(Material for this exercise)
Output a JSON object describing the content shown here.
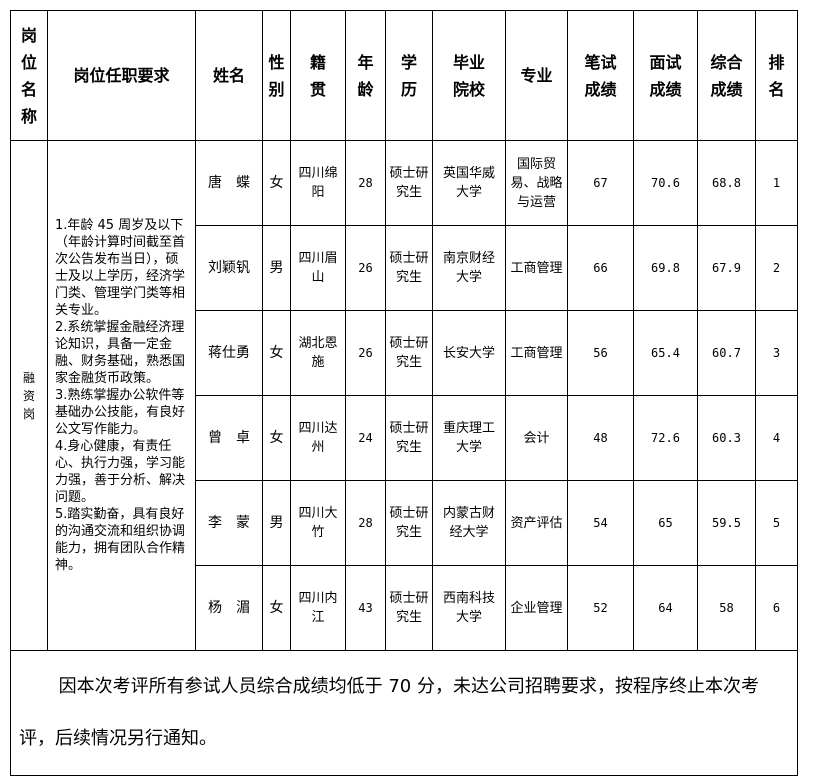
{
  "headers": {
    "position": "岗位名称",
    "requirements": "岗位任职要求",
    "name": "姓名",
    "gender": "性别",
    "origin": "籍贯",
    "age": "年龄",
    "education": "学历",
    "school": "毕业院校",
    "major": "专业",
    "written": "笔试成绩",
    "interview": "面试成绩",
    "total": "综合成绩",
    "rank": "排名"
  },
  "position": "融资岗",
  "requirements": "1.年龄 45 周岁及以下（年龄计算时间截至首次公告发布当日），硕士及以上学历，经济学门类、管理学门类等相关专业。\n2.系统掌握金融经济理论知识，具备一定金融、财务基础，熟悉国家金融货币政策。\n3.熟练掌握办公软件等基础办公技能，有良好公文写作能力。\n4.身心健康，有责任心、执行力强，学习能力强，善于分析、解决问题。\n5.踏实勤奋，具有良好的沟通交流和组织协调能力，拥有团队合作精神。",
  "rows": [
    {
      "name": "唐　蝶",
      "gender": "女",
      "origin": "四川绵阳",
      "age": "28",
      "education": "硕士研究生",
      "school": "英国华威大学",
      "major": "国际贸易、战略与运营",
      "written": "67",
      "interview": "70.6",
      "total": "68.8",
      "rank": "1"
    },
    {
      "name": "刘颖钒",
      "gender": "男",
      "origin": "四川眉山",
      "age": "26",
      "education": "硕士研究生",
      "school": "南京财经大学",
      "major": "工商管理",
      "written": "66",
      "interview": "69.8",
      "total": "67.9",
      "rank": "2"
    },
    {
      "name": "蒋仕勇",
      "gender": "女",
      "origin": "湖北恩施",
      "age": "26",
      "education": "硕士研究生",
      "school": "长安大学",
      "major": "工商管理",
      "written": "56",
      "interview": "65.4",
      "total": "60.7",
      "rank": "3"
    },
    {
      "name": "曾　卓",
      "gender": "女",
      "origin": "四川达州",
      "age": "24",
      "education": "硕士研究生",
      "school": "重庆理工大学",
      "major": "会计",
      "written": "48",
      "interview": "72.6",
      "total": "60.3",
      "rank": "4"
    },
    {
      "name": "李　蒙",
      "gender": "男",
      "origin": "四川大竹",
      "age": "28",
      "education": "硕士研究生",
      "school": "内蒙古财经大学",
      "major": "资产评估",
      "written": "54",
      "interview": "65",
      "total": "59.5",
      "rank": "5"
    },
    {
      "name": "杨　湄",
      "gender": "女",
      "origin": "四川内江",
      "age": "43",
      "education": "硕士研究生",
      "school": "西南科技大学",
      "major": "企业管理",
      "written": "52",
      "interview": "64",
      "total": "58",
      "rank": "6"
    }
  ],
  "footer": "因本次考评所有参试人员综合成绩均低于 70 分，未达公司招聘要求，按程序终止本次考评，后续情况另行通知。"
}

(Aim of the task) Repeat everything in the records precisely. Images are excluded from the copy.

(Output)
Output a JSON object describing the content shown here.
{
  "headers": {
    "position": "岗位名称",
    "requirements": "岗位任职要求",
    "name": "姓名",
    "gender": "性别",
    "origin": "籍贯",
    "age": "年龄",
    "education": "学历",
    "school": "毕业院校",
    "major": "专业",
    "written": "笔试成绩",
    "interview": "面试成绩",
    "total": "综合成绩",
    "rank": "排名"
  },
  "position": "融资岗",
  "requirements": "1.年龄 45 周岁及以下（年龄计算时间截至首次公告发布当日），硕士及以上学历，经济学门类、管理学门类等相关专业。\n2.系统掌握金融经济理论知识，具备一定金融、财务基础，熟悉国家金融货币政策。\n3.熟练掌握办公软件等基础办公技能，有良好公文写作能力。\n4.身心健康，有责任心、执行力强，学习能力强，善于分析、解决问题。\n5.踏实勤奋，具有良好的沟通交流和组织协调能力，拥有团队合作精神。",
  "rows": [
    {
      "name": "唐　蝶",
      "gender": "女",
      "origin": "四川绵阳",
      "age": "28",
      "education": "硕士研究生",
      "school": "英国华威大学",
      "major": "国际贸易、战略与运营",
      "written": "67",
      "interview": "70.6",
      "total": "68.8",
      "rank": "1"
    },
    {
      "name": "刘颖钒",
      "gender": "男",
      "origin": "四川眉山",
      "age": "26",
      "education": "硕士研究生",
      "school": "南京财经大学",
      "major": "工商管理",
      "written": "66",
      "interview": "69.8",
      "total": "67.9",
      "rank": "2"
    },
    {
      "name": "蒋仕勇",
      "gender": "女",
      "origin": "湖北恩施",
      "age": "26",
      "education": "硕士研究生",
      "school": "长安大学",
      "major": "工商管理",
      "written": "56",
      "interview": "65.4",
      "total": "60.7",
      "rank": "3"
    },
    {
      "name": "曾　卓",
      "gender": "女",
      "origin": "四川达州",
      "age": "24",
      "education": "硕士研究生",
      "school": "重庆理工大学",
      "major": "会计",
      "written": "48",
      "interview": "72.6",
      "total": "60.3",
      "rank": "4"
    },
    {
      "name": "李　蒙",
      "gender": "男",
      "origin": "四川大竹",
      "age": "28",
      "education": "硕士研究生",
      "school": "内蒙古财经大学",
      "major": "资产评估",
      "written": "54",
      "interview": "65",
      "total": "59.5",
      "rank": "5"
    },
    {
      "name": "杨　湄",
      "gender": "女",
      "origin": "四川内江",
      "age": "43",
      "education": "硕士研究生",
      "school": "西南科技大学",
      "major": "企业管理",
      "written": "52",
      "interview": "64",
      "total": "58",
      "rank": "6"
    }
  ],
  "footer": "因本次考评所有参试人员综合成绩均低于 70 分，未达公司招聘要求，按程序终止本次考评，后续情况另行通知。"
}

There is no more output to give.